_EXCERPT TO READ_.
(begin)

Fighting against a new prison—and winning—in Letcher County, Kentucky
The region of eastern Kentucky, once reliant on mining and the coal industry, has, over the decades, become home to three federal prisons. Last year, the Daily Appeal wrote about the controversial proposal to build yet another federal prison in Letcher County, Kentucky. That project had been pushed since 2005 by local backers and a powerful U.S. representative, Hal Rogers, as a promised source of jobs in a region experiencing severe economic hardship. In 2015, the federal government allocated $444 million for the prison and that allocation was later increased to over half a billion dollars. If constructed, USP Letcher would have been the most expensive federal prison in U.S. history.
Now it appears that the project may instead be canceled. In June, the Bureau of Prisons announced the withdrawal of its plan, a move some observers described as unheard of.
The reversal is an enormous victory for opponents.
From the beginning, the project faced significant pushback. There were locals who questioned the environmental impact and risks of a prison in a region already ravaged by decades of coal mining and challenged the notion that their area’s economic well-being should be reliant on incarceration.
The opposition in Letcher County was also reflected outside the county in a lawsuit filed against the Bureau of Prisons by 21 people in federal prison. The suit highlighted the potential health, public health, and environmental risks of a prison located on a mountaintop coal removal site, near an active mine and coal sludge pond.

(end)

_TASK A_. Transcribe the stretch of the Letcher County prison article from "The reversal is" through "reliant on incarceration.".
_TASK B_. In the Letcher County prison article, which kinds of risks did the lawsuit by people in federal prison highlight?
The entries after the Letcher County prison article are separate material.

_RECORDS SHOWN_.
(begin)

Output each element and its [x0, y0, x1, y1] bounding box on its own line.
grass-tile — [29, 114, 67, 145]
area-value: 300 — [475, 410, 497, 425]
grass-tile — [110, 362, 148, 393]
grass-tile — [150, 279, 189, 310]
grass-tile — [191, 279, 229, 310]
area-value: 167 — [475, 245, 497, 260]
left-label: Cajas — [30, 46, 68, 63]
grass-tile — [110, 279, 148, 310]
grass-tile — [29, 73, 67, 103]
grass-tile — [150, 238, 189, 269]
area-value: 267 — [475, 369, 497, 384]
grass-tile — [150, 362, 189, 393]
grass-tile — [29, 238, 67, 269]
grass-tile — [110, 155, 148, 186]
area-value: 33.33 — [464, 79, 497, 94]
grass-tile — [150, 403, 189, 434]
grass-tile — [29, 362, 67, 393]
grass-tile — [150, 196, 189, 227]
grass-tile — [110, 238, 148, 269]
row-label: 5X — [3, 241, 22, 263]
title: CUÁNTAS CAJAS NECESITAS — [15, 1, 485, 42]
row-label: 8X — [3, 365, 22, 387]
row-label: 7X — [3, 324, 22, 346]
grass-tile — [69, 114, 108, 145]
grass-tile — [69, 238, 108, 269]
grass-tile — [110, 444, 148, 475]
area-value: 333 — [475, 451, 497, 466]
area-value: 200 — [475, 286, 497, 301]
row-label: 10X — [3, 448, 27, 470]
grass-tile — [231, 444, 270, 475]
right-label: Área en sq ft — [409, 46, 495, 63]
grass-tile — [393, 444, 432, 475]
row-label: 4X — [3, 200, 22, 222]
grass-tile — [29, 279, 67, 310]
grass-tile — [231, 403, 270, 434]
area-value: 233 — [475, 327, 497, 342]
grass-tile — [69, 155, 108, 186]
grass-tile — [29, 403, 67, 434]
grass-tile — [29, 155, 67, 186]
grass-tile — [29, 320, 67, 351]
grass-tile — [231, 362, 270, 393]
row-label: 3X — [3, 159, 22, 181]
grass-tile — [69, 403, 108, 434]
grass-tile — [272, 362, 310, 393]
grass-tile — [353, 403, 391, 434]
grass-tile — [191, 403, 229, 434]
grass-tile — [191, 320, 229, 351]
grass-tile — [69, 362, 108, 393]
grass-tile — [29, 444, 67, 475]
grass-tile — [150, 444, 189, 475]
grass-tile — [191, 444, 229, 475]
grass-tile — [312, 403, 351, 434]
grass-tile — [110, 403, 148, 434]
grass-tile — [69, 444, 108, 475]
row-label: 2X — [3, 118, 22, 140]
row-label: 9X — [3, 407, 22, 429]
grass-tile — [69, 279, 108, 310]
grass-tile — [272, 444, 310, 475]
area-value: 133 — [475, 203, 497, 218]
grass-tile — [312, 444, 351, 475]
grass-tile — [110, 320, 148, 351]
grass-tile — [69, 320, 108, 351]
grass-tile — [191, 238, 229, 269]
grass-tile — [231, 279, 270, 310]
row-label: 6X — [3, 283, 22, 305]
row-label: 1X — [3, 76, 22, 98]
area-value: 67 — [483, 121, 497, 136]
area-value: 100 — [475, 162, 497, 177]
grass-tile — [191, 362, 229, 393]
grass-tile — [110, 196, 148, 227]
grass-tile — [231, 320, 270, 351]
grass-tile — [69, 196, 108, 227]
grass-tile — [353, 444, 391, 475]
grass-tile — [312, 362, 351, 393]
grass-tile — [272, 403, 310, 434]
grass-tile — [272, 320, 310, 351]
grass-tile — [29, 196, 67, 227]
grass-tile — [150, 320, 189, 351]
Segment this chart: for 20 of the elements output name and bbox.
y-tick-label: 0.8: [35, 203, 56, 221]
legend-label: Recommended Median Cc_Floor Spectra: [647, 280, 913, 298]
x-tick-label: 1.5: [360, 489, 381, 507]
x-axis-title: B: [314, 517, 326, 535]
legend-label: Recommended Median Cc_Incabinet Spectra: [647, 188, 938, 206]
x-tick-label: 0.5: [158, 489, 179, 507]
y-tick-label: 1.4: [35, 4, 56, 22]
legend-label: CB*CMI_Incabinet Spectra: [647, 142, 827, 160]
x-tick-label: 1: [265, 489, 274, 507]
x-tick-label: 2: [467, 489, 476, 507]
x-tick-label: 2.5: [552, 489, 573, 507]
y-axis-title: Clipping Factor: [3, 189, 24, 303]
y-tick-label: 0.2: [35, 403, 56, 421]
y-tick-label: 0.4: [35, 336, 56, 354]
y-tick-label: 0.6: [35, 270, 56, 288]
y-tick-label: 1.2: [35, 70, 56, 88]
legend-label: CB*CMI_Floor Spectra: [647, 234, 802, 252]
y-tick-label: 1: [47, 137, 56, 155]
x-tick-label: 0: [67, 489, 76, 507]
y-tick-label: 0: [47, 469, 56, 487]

(end)

_TASK SOLUTION A_.
The reversal is an enormous victory for opponents.
From the beginning, the project faced significant pushback. There were locals who questioned the environmental impact and risks of a prison in a region already ravaged by decades of coal mining and challenged the notion that their area’s economic well-being should be reliant on incarceration.

_TASK SOLUTION B_. Health, public health, and environmental risks